▶ WHAT IS ASKED: Filter this data down to the lines that hold "Predator", and copy them.

[Figure content listings]
-*-*-

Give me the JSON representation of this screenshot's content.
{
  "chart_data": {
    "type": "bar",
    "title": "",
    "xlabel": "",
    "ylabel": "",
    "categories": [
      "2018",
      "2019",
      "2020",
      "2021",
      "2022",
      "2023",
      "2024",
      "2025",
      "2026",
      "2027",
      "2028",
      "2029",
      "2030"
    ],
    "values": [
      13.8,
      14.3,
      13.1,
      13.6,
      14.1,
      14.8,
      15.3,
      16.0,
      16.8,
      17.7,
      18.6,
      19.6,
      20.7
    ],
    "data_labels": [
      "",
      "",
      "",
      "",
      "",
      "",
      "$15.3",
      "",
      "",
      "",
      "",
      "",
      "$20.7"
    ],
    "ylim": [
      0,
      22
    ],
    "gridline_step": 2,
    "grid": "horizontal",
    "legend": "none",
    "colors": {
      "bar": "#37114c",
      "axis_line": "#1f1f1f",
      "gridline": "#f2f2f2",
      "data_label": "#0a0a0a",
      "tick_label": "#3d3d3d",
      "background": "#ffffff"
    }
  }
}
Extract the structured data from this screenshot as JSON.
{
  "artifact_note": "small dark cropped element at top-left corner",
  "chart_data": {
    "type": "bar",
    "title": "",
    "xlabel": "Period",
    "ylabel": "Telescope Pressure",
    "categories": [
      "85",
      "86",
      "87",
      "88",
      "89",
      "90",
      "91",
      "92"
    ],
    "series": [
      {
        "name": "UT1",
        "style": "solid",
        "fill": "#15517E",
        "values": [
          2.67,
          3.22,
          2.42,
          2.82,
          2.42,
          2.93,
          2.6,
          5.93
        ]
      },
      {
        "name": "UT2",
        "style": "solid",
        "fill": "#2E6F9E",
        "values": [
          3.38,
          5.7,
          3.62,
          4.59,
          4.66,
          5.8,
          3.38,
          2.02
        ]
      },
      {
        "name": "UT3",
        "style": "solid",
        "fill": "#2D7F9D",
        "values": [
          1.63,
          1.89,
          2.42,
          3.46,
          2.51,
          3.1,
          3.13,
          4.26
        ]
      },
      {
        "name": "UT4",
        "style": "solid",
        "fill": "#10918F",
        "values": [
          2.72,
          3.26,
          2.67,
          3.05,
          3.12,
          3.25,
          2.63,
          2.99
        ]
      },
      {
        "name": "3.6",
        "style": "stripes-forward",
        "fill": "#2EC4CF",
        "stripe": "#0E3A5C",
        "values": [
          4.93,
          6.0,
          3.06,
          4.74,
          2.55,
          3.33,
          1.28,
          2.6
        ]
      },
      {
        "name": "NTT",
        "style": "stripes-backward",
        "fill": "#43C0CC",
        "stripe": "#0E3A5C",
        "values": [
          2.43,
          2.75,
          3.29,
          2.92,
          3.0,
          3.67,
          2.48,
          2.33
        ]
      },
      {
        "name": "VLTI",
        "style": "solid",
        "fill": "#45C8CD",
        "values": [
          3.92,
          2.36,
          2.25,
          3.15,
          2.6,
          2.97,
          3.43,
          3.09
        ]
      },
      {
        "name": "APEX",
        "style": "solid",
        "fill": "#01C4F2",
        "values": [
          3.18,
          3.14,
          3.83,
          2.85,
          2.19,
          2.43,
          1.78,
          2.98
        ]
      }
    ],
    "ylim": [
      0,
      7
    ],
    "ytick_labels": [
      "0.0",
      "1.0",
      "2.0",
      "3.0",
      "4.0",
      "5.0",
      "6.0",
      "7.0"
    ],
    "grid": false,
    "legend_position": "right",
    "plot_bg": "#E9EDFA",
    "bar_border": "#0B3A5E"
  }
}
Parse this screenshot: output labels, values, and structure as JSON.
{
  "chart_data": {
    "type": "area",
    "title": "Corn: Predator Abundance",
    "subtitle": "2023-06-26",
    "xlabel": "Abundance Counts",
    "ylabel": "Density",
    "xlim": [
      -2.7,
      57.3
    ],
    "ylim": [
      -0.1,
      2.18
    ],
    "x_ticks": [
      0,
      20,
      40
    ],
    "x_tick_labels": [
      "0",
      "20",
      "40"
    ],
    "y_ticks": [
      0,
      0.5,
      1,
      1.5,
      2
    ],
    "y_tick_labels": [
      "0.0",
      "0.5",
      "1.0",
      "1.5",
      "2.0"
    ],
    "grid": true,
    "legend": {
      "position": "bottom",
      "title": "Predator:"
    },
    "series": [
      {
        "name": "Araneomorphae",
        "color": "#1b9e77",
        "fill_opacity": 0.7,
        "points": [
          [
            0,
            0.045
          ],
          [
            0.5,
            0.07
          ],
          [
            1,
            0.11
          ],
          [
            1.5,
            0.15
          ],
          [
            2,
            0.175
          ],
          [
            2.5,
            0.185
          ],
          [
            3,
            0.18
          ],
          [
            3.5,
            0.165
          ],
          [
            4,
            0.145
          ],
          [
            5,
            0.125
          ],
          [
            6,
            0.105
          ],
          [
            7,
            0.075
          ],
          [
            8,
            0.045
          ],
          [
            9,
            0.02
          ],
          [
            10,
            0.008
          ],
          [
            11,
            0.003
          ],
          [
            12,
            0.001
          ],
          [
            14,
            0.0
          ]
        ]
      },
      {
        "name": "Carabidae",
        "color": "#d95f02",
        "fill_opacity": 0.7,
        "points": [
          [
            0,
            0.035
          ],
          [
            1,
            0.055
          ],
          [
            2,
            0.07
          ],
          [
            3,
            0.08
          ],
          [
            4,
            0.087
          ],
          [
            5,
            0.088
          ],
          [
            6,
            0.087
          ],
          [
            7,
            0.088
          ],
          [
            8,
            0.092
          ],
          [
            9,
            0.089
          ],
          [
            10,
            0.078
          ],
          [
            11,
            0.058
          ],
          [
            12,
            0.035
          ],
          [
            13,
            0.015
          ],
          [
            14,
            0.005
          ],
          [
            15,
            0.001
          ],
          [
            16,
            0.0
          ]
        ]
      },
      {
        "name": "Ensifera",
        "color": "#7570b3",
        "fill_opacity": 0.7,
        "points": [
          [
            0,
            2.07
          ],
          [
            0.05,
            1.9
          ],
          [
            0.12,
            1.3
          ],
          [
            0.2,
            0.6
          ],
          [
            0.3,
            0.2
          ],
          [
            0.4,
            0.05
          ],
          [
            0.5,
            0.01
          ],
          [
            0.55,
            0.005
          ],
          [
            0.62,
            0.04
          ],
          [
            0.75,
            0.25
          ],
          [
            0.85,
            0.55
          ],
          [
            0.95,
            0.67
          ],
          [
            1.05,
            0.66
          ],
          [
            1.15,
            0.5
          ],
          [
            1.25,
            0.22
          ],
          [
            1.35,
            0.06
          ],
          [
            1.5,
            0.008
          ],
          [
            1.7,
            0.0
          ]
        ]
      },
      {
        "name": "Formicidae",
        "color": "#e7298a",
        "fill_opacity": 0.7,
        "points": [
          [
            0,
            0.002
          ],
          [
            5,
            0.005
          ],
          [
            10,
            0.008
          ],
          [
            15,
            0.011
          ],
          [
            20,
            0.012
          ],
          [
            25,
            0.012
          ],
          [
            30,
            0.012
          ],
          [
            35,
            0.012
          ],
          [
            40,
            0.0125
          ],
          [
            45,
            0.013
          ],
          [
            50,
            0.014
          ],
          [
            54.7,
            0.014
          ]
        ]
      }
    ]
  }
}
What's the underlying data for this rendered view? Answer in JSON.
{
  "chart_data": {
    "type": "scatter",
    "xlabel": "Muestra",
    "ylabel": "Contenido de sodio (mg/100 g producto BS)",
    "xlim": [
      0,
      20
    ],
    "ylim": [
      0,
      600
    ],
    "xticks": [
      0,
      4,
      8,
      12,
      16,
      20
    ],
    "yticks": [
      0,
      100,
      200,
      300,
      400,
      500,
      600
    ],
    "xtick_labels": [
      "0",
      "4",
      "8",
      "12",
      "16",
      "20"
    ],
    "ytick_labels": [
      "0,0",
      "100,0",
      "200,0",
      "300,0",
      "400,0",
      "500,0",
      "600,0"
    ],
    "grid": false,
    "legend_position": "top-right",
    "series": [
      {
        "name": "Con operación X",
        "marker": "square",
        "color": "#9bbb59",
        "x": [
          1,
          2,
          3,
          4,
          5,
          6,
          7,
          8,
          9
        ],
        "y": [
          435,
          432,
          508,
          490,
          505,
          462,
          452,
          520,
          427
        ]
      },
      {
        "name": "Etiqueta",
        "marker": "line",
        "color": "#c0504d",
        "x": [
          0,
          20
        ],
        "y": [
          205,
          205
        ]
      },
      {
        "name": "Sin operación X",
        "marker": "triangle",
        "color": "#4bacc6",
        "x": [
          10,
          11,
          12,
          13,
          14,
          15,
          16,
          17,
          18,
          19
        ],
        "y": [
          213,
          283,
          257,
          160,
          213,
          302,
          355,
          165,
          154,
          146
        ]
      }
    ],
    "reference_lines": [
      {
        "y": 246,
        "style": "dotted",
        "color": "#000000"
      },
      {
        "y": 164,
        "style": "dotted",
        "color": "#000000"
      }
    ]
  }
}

-*-*-

▶ ANSWER IN FULL:
    "title": "Corn: Predator Abundance",
      "title": "Predator:"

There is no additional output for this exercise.